++++ SUPPLIED RECORDS ++++

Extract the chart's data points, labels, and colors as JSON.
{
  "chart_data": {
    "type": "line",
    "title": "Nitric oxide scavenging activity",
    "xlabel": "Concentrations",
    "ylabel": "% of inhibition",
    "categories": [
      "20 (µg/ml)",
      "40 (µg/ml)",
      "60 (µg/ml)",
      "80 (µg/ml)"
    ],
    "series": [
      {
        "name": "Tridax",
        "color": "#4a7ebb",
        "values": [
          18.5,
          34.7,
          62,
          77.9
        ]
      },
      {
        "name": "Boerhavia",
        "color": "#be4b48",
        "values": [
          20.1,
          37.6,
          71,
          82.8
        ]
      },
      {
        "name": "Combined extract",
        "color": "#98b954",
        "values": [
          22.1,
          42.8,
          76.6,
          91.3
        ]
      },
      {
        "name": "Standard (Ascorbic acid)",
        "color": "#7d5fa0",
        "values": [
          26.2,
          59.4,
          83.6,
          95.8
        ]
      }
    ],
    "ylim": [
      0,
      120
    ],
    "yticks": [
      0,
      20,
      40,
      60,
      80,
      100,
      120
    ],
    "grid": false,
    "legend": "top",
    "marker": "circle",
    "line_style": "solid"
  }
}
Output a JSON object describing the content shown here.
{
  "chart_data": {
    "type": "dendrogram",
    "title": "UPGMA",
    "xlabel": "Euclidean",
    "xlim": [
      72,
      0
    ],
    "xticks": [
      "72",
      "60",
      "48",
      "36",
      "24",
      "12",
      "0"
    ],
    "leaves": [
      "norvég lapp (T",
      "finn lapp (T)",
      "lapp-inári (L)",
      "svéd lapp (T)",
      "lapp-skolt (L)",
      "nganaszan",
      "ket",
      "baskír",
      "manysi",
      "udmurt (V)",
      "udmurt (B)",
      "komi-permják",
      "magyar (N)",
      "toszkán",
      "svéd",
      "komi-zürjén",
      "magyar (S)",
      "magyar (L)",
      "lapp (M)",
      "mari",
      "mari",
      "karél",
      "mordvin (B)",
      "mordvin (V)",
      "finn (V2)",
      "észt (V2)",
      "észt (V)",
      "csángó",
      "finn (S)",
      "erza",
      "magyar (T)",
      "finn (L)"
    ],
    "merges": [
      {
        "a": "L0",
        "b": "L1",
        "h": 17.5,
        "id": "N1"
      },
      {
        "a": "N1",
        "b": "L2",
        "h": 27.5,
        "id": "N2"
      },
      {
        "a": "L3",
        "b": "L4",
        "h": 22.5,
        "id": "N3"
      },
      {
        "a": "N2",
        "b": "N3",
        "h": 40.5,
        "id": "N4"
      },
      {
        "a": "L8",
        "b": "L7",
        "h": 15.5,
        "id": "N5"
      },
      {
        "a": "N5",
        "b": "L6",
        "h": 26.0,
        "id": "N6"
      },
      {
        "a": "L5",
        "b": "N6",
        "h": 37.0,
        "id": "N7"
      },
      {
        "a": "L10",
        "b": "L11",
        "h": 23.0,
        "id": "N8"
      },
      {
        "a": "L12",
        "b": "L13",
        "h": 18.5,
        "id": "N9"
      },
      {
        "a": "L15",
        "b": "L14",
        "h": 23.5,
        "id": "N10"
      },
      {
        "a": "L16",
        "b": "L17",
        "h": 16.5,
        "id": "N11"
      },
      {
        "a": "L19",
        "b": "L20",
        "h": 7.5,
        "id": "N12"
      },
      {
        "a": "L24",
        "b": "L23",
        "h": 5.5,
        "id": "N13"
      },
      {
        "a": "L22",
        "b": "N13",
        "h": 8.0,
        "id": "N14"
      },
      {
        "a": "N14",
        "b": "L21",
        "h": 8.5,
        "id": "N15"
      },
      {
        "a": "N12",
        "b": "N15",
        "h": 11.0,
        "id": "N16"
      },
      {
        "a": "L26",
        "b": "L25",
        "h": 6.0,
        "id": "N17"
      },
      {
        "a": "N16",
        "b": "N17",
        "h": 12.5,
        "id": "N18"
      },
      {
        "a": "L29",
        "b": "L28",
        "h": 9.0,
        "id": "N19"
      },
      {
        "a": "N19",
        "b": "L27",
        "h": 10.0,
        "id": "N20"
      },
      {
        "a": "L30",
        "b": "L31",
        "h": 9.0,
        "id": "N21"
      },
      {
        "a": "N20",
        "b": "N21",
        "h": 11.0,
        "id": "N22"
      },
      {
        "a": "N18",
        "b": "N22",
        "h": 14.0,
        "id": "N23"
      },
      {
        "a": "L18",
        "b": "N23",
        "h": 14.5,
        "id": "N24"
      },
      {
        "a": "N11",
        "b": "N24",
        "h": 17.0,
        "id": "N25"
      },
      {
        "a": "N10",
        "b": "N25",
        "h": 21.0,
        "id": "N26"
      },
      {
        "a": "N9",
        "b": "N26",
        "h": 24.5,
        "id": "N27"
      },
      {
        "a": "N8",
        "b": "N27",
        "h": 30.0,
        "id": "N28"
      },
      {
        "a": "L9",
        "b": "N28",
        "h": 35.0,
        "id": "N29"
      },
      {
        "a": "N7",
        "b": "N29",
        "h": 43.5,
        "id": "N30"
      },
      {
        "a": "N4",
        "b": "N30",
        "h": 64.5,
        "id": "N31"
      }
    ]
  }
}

++++

• _EXERCISE TASK_
Output all records verbatim.

• _SOLUTION TO THIS TASK_
Extract the chart's data points, labels, and colors as JSON.
{
  "chart_data": {
    "type": "line",
    "title": "Nitric oxide scavenging activity",
    "xlabel": "Concentrations",
    "ylabel": "% of inhibition",
    "categories": [
      "20 (µg/ml)",
      "40 (µg/ml)",
      "60 (µg/ml)",
      "80 (µg/ml)"
    ],
    "series": [
      {
        "name": "Tridax",
        "color": "#4a7ebb",
        "values": [
          18.5,
          34.7,
          62,
          77.9
        ]
      },
      {
        "name": "Boerhavia",
        "color": "#be4b48",
        "values": [
          20.1,
          37.6,
          71,
          82.8
        ]
      },
      {
        "name": "Combined extract",
        "color": "#98b954",
        "values": [
          22.1,
          42.8,
          76.6,
          91.3
        ]
      },
      {
        "name": "Standard (Ascorbic acid)",
        "color": "#7d5fa0",
        "values": [
          26.2,
          59.4,
          83.6,
          95.8
        ]
      }
    ],
    "ylim": [
      0,
      120
    ],
    "yticks": [
      0,
      20,
      40,
      60,
      80,
      100,
      120
    ],
    "grid": false,
    "legend": "top",
    "marker": "circle",
    "line_style": "solid"
  }
}
Output a JSON object describing the content shown here.
{
  "chart_data": {
    "type": "dendrogram",
    "title": "UPGMA",
    "xlabel": "Euclidean",
    "xlim": [
      72,
      0
    ],
    "xticks": [
      "72",
      "60",
      "48",
      "36",
      "24",
      "12",
      "0"
    ],
    "leaves": [
      "norvég lapp (T",
      "finn lapp (T)",
      "lapp-inári (L)",
      "svéd lapp (T)",
      "lapp-skolt (L)",
      "nganaszan",
      "ket",
      "baskír",
      "manysi",
      "udmurt (V)",
      "udmurt (B)",
      "komi-permják",
      "magyar (N)",
      "toszkán",
      "svéd",
      "komi-zürjén",
      "magyar (S)",
      "magyar (L)",
      "lapp (M)",
      "mari",
      "mari",
      "karél",
      "mordvin (B)",
      "mordvin (V)",
      "finn (V2)",
      "észt (V2)",
      "észt (V)",
      "csángó",
      "finn (S)",
      "erza",
      "magyar (T)",
      "finn (L)"
    ],
    "merges": [
      {
        "a": "L0",
        "b": "L1",
        "h": 17.5,
        "id": "N1"
      },
      {
        "a": "N1",
        "b": "L2",
        "h": 27.5,
        "id": "N2"
      },
      {
        "a": "L3",
        "b": "L4",
        "h": 22.5,
        "id": "N3"
      },
      {
        "a": "N2",
        "b": "N3",
        "h": 40.5,
        "id": "N4"
      },
      {
        "a": "L8",
        "b": "L7",
        "h": 15.5,
        "id": "N5"
      },
      {
        "a": "N5",
        "b": "L6",
        "h": 26.0,
        "id": "N6"
      },
      {
        "a": "L5",
        "b": "N6",
        "h": 37.0,
        "id": "N7"
      },
      {
        "a": "L10",
        "b": "L11",
        "h": 23.0,
        "id": "N8"
      },
      {
        "a": "L12",
        "b": "L13",
        "h": 18.5,
        "id": "N9"
      },
      {
        "a": "L15",
        "b": "L14",
        "h": 23.5,
        "id": "N10"
      },
      {
        "a": "L16",
        "b": "L17",
        "h": 16.5,
        "id": "N11"
      },
      {
        "a": "L19",
        "b": "L20",
        "h": 7.5,
        "id": "N12"
      },
      {
        "a": "L24",
        "b": "L23",
        "h": 5.5,
        "id": "N13"
      },
      {
        "a": "L22",
        "b": "N13",
        "h": 8.0,
        "id": "N14"
      },
      {
        "a": "N14",
        "b": "L21",
        "h": 8.5,
        "id": "N15"
      },
      {
        "a": "N12",
        "b": "N15",
        "h": 11.0,
        "id": "N16"
      },
      {
        "a": "L26",
        "b": "L25",
        "h": 6.0,
        "id": "N17"
      },
      {
        "a": "N16",
        "b": "N17",
        "h": 12.5,
        "id": "N18"
      },
      {
        "a": "L29",
        "b": "L28",
        "h": 9.0,
        "id": "N19"
      },
      {
        "a": "N19",
        "b": "L27",
        "h": 10.0,
        "id": "N20"
      },
      {
        "a": "L30",
        "b": "L31",
        "h": 9.0,
        "id": "N21"
      },
      {
        "a": "N20",
        "b": "N21",
        "h": 11.0,
        "id": "N22"
      },
      {
        "a": "N18",
        "b": "N22",
        "h": 14.0,
        "id": "N23"
      },
      {
        "a": "L18",
        "b": "N23",
        "h": 14.5,
        "id": "N24"
      },
      {
        "a": "N11",
        "b": "N24",
        "h": 17.0,
        "id": "N25"
      },
      {
        "a": "N10",
        "b": "N25",
        "h": 21.0,
        "id": "N26"
      },
      {
        "a": "N9",
        "b": "N26",
        "h": 24.5,
        "id": "N27"
      },
      {
        "a": "N8",
        "b": "N27",
        "h": 30.0,
        "id": "N28"
      },
      {
        "a": "L9",
        "b": "N28",
        "h": 35.0,
        "id": "N29"
      },
      {
        "a": "N7",
        "b": "N29",
        "h": 43.5,
        "id": "N30"
      },
      {
        "a": "N4",
        "b": "N30",
        "h": 64.5,
        "id": "N31"
      }
    ]
  }
}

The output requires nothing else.